# Dataset start

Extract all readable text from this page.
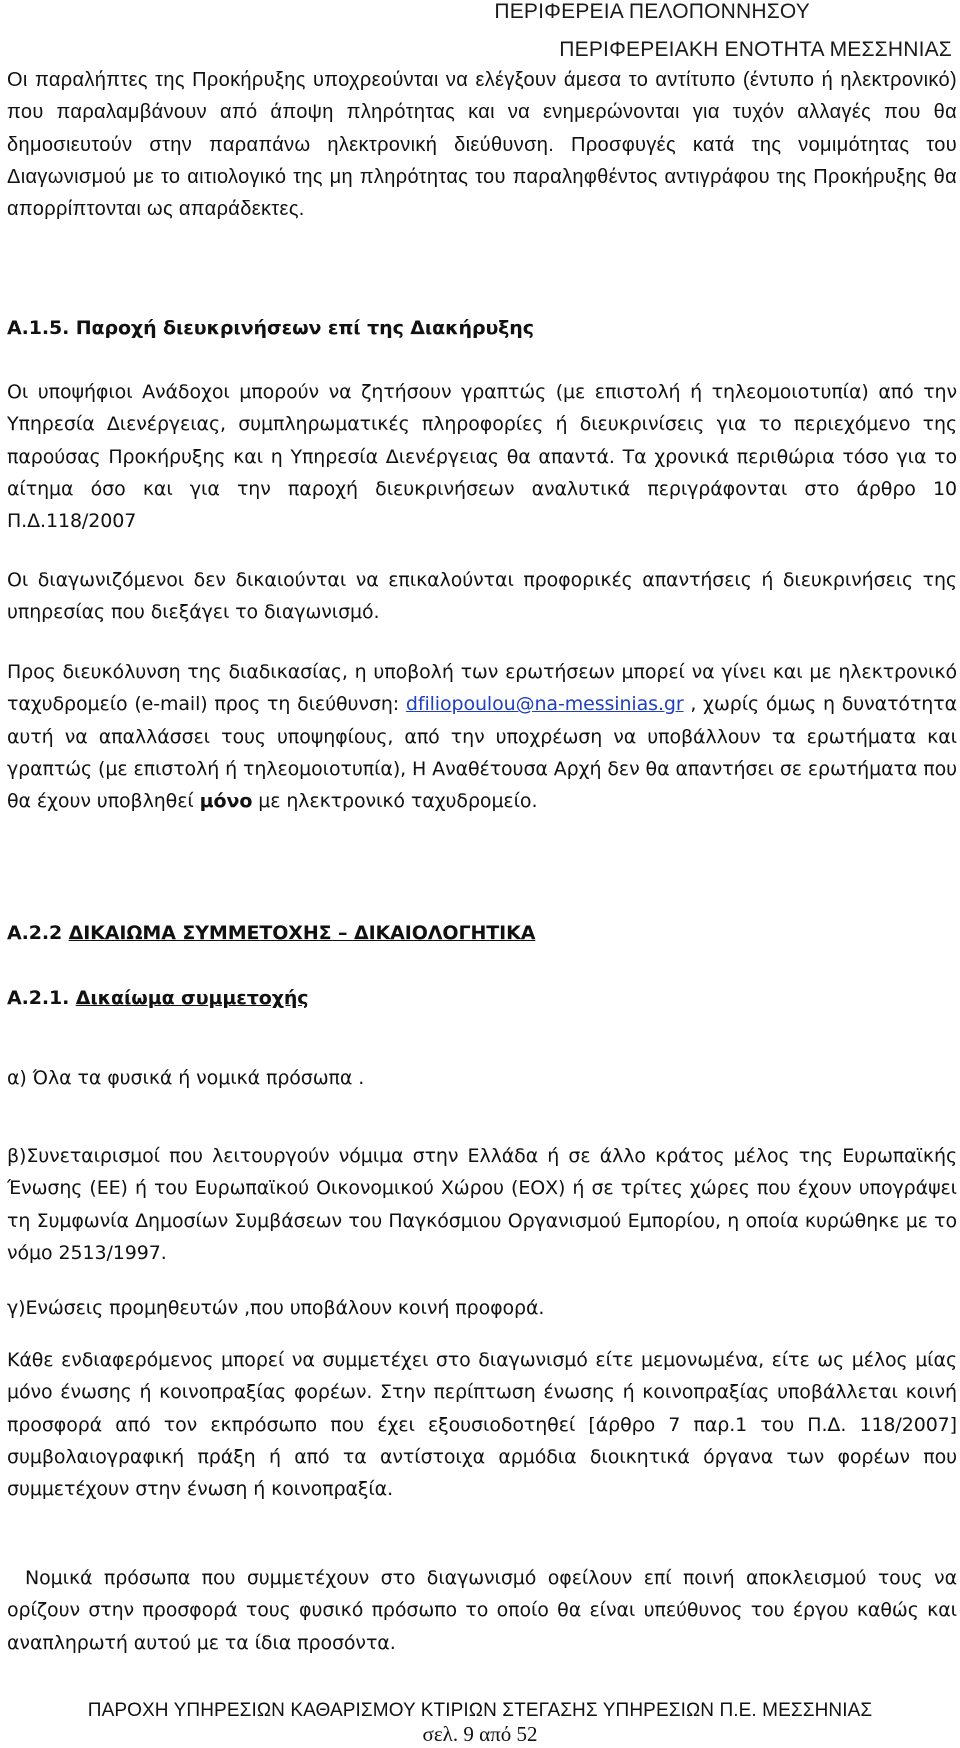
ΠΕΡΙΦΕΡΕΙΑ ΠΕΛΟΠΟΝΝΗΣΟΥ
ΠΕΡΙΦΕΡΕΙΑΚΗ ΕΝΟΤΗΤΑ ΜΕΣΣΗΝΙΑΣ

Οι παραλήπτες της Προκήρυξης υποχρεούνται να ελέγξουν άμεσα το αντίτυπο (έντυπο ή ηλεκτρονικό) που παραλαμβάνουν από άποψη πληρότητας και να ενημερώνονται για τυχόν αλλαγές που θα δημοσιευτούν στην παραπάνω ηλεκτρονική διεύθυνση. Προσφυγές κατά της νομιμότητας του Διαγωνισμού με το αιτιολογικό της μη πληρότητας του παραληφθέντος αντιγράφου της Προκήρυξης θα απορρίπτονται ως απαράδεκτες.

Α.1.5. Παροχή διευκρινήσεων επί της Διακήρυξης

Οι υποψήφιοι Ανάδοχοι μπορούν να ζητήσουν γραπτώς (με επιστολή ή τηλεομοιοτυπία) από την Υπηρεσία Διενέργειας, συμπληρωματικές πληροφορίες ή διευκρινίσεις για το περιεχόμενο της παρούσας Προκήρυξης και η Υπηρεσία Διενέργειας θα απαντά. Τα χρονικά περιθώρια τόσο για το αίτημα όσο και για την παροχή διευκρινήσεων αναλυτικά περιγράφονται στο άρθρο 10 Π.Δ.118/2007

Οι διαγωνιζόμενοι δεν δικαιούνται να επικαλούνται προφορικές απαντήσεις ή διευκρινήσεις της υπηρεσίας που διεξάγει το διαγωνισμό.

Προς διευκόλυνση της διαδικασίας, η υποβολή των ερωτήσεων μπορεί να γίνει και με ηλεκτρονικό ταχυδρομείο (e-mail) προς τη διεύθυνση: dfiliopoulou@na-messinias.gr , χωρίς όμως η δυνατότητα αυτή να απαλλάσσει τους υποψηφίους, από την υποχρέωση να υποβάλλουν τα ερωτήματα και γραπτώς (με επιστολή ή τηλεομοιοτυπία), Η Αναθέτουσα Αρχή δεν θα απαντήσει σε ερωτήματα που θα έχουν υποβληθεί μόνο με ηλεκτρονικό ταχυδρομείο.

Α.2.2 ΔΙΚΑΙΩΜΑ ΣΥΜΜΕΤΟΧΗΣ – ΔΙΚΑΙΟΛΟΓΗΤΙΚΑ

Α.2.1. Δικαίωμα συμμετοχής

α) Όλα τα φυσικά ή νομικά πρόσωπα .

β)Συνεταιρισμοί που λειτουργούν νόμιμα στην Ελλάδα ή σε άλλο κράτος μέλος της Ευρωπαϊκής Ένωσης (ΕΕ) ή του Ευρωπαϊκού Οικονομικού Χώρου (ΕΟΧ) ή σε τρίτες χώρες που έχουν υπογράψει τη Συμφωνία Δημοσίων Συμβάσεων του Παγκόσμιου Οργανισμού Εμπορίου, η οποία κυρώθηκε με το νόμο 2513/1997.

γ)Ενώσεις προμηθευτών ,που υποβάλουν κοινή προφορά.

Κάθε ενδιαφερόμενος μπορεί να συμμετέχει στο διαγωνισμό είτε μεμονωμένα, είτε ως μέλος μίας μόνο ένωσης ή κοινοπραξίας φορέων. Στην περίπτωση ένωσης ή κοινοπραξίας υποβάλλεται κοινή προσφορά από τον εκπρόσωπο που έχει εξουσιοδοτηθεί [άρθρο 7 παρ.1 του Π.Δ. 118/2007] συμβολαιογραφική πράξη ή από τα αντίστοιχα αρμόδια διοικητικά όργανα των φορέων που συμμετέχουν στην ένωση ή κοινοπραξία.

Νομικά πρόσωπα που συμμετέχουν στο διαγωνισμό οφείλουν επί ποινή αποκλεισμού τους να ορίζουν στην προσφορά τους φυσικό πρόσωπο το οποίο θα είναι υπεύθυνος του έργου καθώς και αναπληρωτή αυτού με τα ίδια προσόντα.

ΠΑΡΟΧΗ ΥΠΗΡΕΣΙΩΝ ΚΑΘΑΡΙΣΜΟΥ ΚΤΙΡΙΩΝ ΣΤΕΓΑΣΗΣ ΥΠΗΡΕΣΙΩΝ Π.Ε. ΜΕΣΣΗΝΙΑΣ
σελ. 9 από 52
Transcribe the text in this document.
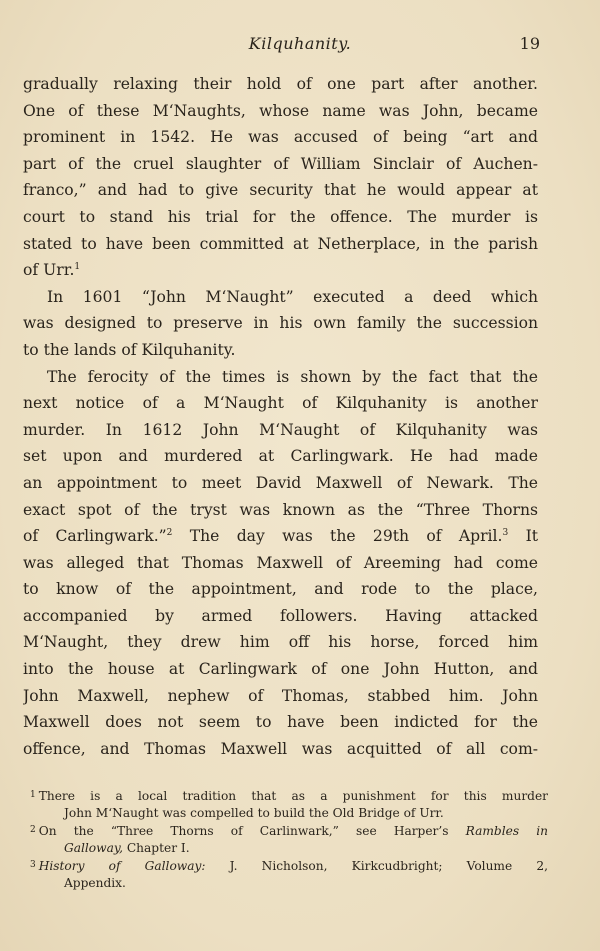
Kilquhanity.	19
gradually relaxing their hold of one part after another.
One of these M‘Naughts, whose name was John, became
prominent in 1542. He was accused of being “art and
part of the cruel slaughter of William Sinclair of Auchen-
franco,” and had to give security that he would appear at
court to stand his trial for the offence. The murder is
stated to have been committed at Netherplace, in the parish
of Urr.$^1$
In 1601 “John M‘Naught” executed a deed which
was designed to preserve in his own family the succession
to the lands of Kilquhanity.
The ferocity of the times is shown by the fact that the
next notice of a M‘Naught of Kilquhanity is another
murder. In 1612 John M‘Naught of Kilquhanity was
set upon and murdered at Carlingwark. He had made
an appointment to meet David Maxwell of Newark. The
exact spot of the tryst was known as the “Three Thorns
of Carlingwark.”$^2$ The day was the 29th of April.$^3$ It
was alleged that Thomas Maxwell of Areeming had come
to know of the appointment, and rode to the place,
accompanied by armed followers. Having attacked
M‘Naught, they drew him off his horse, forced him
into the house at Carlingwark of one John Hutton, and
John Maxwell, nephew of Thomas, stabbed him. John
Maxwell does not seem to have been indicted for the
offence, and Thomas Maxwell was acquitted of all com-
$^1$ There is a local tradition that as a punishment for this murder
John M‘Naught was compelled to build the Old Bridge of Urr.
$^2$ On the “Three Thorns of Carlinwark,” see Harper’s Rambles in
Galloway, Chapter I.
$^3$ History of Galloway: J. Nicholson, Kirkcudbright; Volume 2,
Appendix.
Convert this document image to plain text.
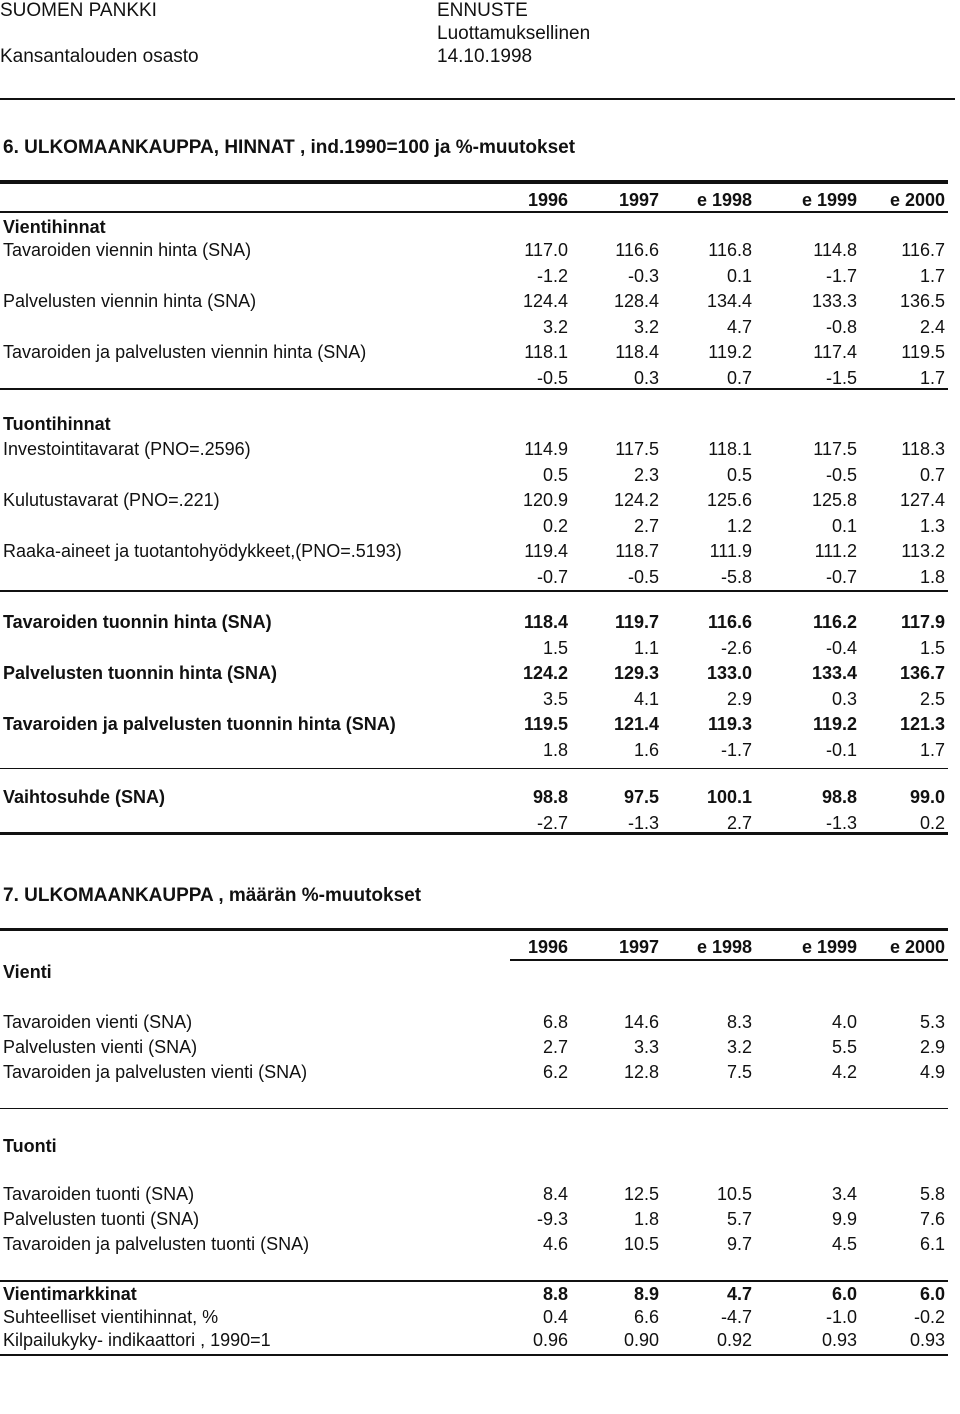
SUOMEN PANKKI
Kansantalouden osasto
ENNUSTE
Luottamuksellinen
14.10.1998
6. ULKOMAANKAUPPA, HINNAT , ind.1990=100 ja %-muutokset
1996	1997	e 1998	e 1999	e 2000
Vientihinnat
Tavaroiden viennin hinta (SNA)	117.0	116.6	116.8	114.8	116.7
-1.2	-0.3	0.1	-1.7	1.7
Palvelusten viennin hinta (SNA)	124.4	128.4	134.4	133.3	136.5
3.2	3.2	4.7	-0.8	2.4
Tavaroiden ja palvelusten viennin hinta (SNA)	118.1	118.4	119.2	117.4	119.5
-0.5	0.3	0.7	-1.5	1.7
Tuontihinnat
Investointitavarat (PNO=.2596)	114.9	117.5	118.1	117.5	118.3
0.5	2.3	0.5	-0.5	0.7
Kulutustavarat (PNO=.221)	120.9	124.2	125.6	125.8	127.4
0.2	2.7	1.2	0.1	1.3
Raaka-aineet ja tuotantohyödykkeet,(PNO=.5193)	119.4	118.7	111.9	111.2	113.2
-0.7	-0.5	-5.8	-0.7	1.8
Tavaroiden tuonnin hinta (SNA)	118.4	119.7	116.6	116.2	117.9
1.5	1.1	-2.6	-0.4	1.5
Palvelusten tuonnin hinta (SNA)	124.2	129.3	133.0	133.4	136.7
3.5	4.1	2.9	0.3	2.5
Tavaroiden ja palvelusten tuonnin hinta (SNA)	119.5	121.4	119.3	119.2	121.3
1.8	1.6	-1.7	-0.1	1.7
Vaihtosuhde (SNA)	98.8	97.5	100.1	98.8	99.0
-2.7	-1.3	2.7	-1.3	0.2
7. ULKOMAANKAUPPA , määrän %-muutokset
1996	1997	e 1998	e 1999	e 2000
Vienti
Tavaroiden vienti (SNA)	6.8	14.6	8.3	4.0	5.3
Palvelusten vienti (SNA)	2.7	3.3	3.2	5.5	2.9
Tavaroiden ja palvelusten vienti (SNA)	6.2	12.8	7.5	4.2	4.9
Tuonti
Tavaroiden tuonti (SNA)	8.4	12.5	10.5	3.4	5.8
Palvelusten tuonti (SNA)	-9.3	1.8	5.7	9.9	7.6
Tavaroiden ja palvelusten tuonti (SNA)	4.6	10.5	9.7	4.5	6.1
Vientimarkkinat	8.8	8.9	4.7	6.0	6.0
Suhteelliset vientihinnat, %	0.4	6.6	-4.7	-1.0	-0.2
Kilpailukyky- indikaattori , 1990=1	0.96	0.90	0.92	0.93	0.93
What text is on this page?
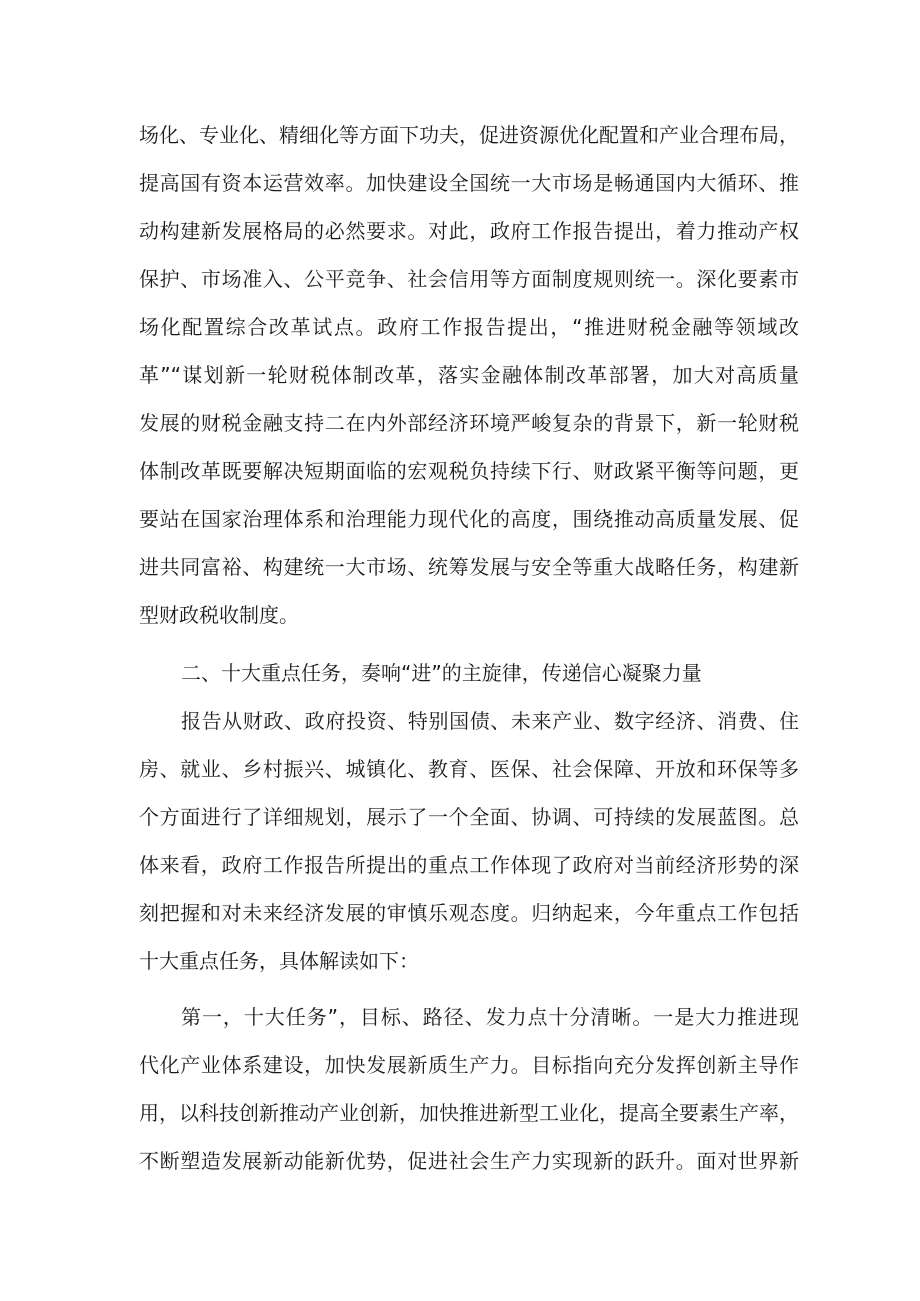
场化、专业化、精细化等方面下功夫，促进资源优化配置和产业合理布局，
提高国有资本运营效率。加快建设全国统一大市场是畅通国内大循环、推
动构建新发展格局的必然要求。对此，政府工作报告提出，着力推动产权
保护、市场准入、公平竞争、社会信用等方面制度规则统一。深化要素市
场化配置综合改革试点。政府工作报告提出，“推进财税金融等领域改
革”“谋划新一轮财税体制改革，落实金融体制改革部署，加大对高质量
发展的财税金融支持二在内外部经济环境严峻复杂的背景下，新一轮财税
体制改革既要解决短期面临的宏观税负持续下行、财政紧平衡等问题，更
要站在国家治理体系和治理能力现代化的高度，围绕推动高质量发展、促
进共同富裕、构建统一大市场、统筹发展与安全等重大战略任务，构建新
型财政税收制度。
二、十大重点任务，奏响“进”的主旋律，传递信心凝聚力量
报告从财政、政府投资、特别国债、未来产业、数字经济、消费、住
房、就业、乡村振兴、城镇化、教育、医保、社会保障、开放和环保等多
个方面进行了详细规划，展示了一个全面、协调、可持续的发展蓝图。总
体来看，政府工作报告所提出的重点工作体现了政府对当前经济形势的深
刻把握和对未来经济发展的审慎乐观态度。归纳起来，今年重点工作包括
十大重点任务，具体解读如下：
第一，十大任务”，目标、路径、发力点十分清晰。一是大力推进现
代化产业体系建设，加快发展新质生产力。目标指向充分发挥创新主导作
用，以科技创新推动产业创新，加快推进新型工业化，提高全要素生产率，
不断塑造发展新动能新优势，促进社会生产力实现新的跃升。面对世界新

# Dataset end

What is expected: Extract precisely the lines beginning at the line containing "What text is on this page?" and ending at the last line of the entries above, exactly as written and with no pictures.

Full output:
What text is on this page?
场化、专业化、精细化等方面下功夫，促进资源优化配置和产业合理布局，
提高国有资本运营效率。加快建设全国统一大市场是畅通国内大循环、推
动构建新发展格局的必然要求。对此，政府工作报告提出，着力推动产权
保护、市场准入、公平竞争、社会信用等方面制度规则统一。深化要素市
场化配置综合改革试点。政府工作报告提出，“推进财税金融等领域改
革”“谋划新一轮财税体制改革，落实金融体制改革部署，加大对高质量
发展的财税金融支持二在内外部经济环境严峻复杂的背景下，新一轮财税
体制改革既要解决短期面临的宏观税负持续下行、财政紧平衡等问题，更
要站在国家治理体系和治理能力现代化的高度，围绕推动高质量发展、促
进共同富裕、构建统一大市场、统筹发展与安全等重大战略任务，构建新
型财政税收制度。
二、十大重点任务，奏响“进”的主旋律，传递信心凝聚力量
报告从财政、政府投资、特别国债、未来产业、数字经济、消费、住
房、就业、乡村振兴、城镇化、教育、医保、社会保障、开放和环保等多
个方面进行了详细规划，展示了一个全面、协调、可持续的发展蓝图。总
体来看，政府工作报告所提出的重点工作体现了政府对当前经济形势的深
刻把握和对未来经济发展的审慎乐观态度。归纳起来，今年重点工作包括
十大重点任务，具体解读如下：
第一，十大任务”，目标、路径、发力点十分清晰。一是大力推进现
代化产业体系建设，加快发展新质生产力。目标指向充分发挥创新主导作
用，以科技创新推动产业创新，加快推进新型工业化，提高全要素生产率，
不断塑造发展新动能新优势，促进社会生产力实现新的跃升。面对世界新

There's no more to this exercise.